::: EXERCISE DATA :::

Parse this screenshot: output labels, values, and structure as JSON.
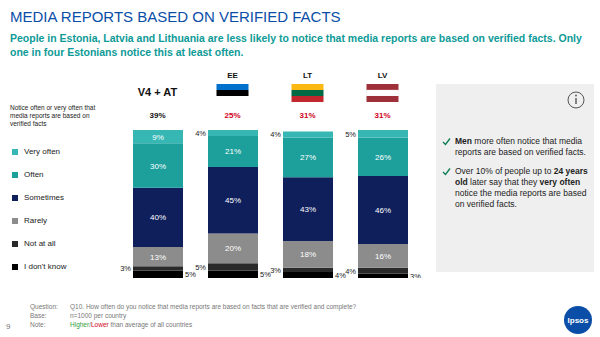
{
  "chart_data": {
    "type": "bar",
    "stacked": true,
    "data_labels": true,
    "tick_labels": "x",
    "title": "MEDIA REPORTS BASED ON VERIFIED FACTS",
    "subtitle": "People in Estonia, Latvia and Lithuania are less likely to notice that media reports are based on verified facts. Only one in four Estonians notice this at least often.",
    "categories": [
      "V4 + AT",
      "EE",
      "LT",
      "LV"
    ],
    "ylim": [
      0,
      100
    ],
    "series": [
      {
        "name": "Very often",
        "color": "#36b7b4",
        "values": [
          9,
          4,
          4,
          5
        ],
        "value_labels": [
          "9%",
          "4%",
          "4%",
          "5%"
        ]
      },
      {
        "name": "Often",
        "color": "#1d9f9c",
        "values": [
          30,
          21,
          27,
          26
        ],
        "value_labels": [
          "30%",
          "21%",
          "27%",
          "26%"
        ]
      },
      {
        "name": "Sometimes",
        "color": "#0f1f5c",
        "values": [
          40,
          45,
          43,
          46
        ],
        "value_labels": [
          "40%",
          "45%",
          "43%",
          "46%"
        ]
      },
      {
        "name": "Rarely",
        "color": "#8c8c8c",
        "values": [
          13,
          20,
          18,
          16
        ],
        "value_labels": [
          "13%",
          "20%",
          "18%",
          "16%"
        ]
      },
      {
        "name": "Not at all",
        "color": "#2a2a2a",
        "values": [
          3,
          5,
          3,
          4
        ],
        "value_labels": [
          "3%",
          "5%",
          "3%",
          "4%"
        ]
      },
      {
        "name": "I don't know",
        "color": "#000000",
        "values": [
          5,
          5,
          4,
          3
        ],
        "value_labels": [
          "5%",
          "5%",
          "4%",
          "3%"
        ]
      }
    ],
    "summary": {
      "label": "Notice often or very often that media reports are based on verified facts",
      "values": [
        39,
        25,
        31,
        31
      ],
      "value_labels": [
        "39%",
        "25%",
        "31%",
        "31%"
      ]
    }
  },
  "side_notes": [
    [
      {
        "text": "Men",
        "bold": true
      },
      {
        "text": " more often notice that media reports are based on verified facts.",
        "bold": false
      }
    ],
    [
      {
        "text": "Over 10% of people up to ",
        "bold": false
      },
      {
        "text": "24 years old",
        "bold": true
      },
      {
        "text": " later say that they ",
        "bold": false
      },
      {
        "text": "very often",
        "bold": true
      },
      {
        "text": " notice the media reports are based on verified facts.",
        "bold": false
      }
    ]
  ],
  "footer": {
    "question_label": "Question:",
    "question": "Q10. How often do you notice that media reports are based on facts that are verified and complete?",
    "base_label": "Base:",
    "base": "n=1000 per country",
    "note_label": "Note:",
    "note_higher": "Higher",
    "note_sep": "/",
    "note_lower": "Lower",
    "note_rest": " than average of all countries"
  },
  "page": "9",
  "logo": "Ipsos"
}
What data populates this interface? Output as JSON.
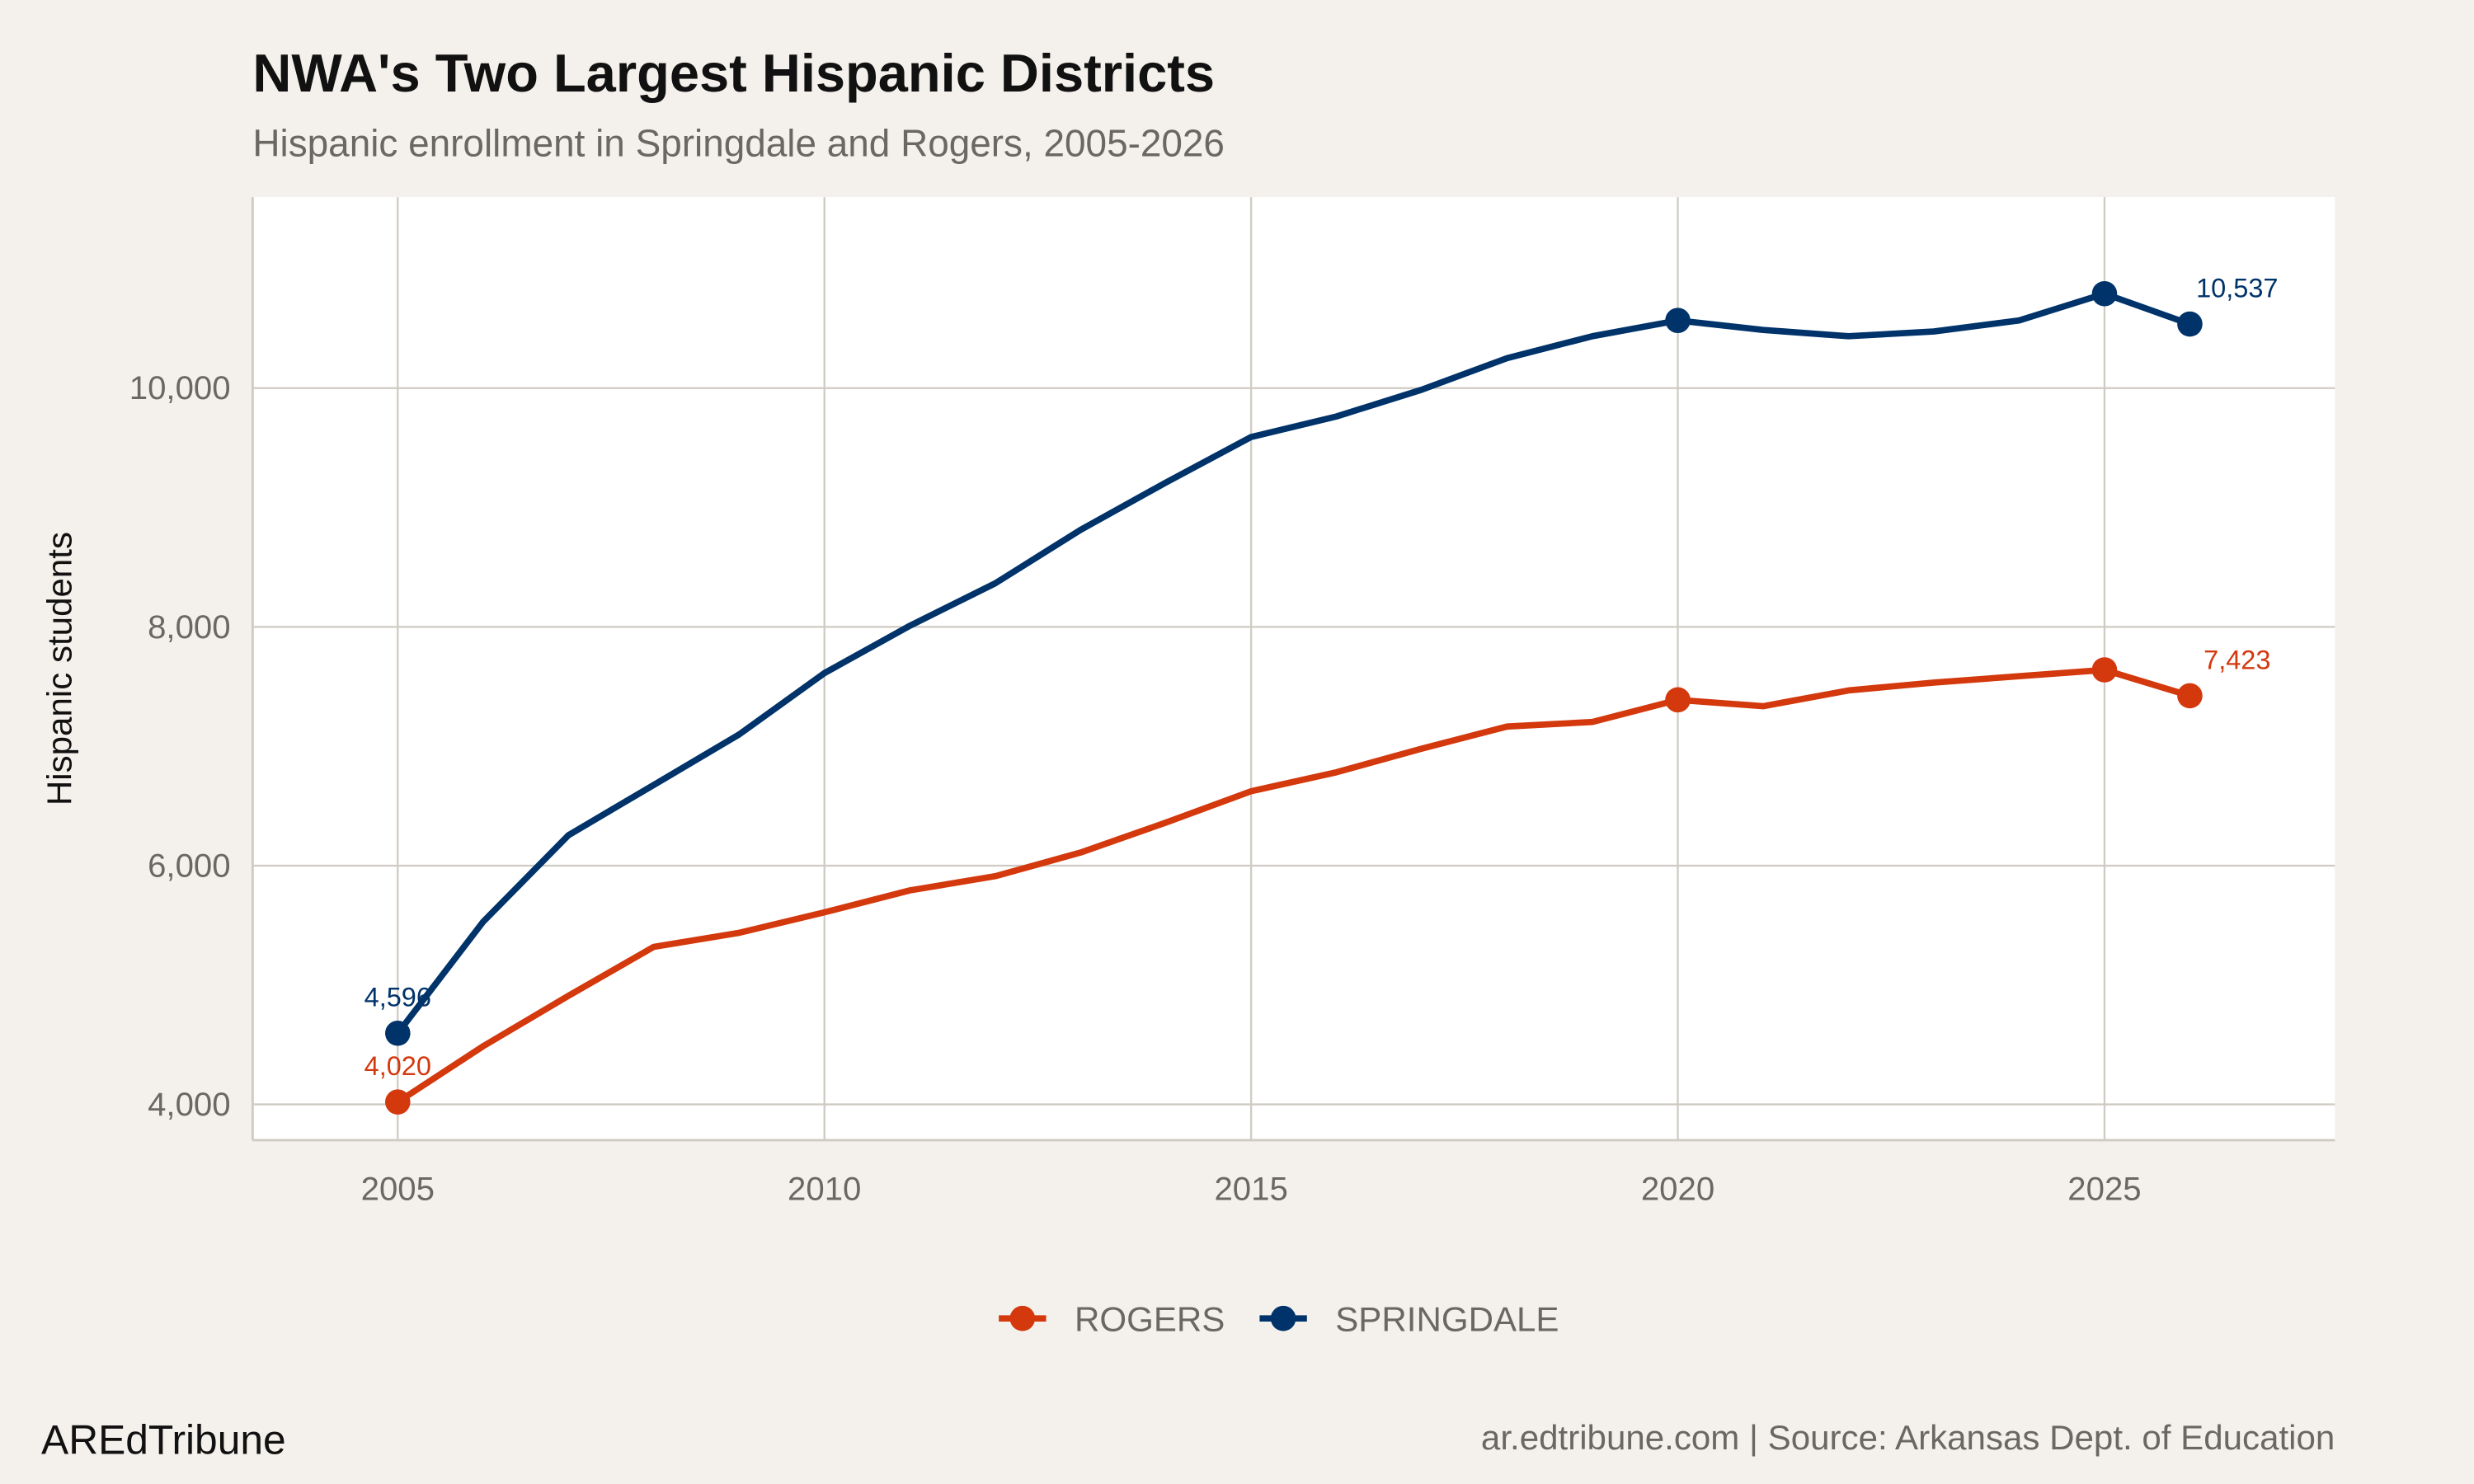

:::

# REQUIREMENT
Copy out all of the data word for word. Do not carry over any picture.

# REPLY TO THE TASK
Parse this screenshot: output labels, values, and structure as JSON.
{
  "chart_data": {
    "type": "bar",
    "stacked": true,
    "data_labels": true,
    "tick_labels": "x",
    "title": "MEDIA REPORTS BASED ON VERIFIED FACTS",
    "subtitle": "People in Estonia, Latvia and Lithuania are less likely to notice that media reports are based on verified facts. Only one in four Estonians notice this at least often.",
    "categories": [
      "V4 + AT",
      "EE",
      "LT",
      "LV"
    ],
    "ylim": [
      0,
      100
    ],
    "series": [
      {
        "name": "Very often",
        "color": "#36b7b4",
        "values": [
          9,
          4,
          4,
          5
        ],
        "value_labels": [
          "9%",
          "4%",
          "4%",
          "5%"
        ]
      },
      {
        "name": "Often",
        "color": "#1d9f9c",
        "values": [
          30,
          21,
          27,
          26
        ],
        "value_labels": [
          "30%",
          "21%",
          "27%",
          "26%"
        ]
      },
      {
        "name": "Sometimes",
        "color": "#0f1f5c",
        "values": [
          40,
          45,
          43,
          46
        ],
        "value_labels": [
          "40%",
          "45%",
          "43%",
          "46%"
        ]
      },
      {
        "name": "Rarely",
        "color": "#8c8c8c",
        "values": [
          13,
          20,
          18,
          16
        ],
        "value_labels": [
          "13%",
          "20%",
          "18%",
          "16%"
        ]
      },
      {
        "name": "Not at all",
        "color": "#2a2a2a",
        "values": [
          3,
          5,
          3,
          4
        ],
        "value_labels": [
          "3%",
          "5%",
          "3%",
          "4%"
        ]
      },
      {
        "name": "I don't know",
        "color": "#000000",
        "values": [
          5,
          5,
          4,
          3
        ],
        "value_labels": [
          "5%",
          "5%",
          "4%",
          "3%"
        ]
      }
    ],
    "summary": {
      "label": "Notice often or very often that media reports are based on verified facts",
      "values": [
        39,
        25,
        31,
        31
      ],
      "value_labels": [
        "39%",
        "25%",
        "31%",
        "31%"
      ]
    }
  },
  "side_notes": [
    [
      {
        "text": "Men",
        "bold": true
      },
      {
        "text": " more often notice that media reports are based on verified facts.",
        "bold": false
      }
    ],
    [
      {
        "text": "Over 10% of people up to ",
        "bold": false
      },
      {
        "text": "24 years old",
        "bold": true
      },
      {
        "text": " later say that they ",
        "bold": false
      },
      {
        "text": "very often",
        "bold": true
      },
      {
        "text": " notice the media reports are based on verified facts.",
        "bold": false
      }
    ]
  ],
  "footer": {
    "question_label": "Question:",
    "question": "Q10. How often do you notice that media reports are based on facts that are verified and complete?",
    "base_label": "Base:",
    "base": "n=1000 per country",
    "note_label": "Note:",
    "note_higher": "Higher",
    "note_sep": "/",
    "note_lower": "Lower",
    "note_rest": " than average of all countries"
  },
  "page": "9",
  "logo": "Ipsos"
}
What data populates this interface? Output as JSON.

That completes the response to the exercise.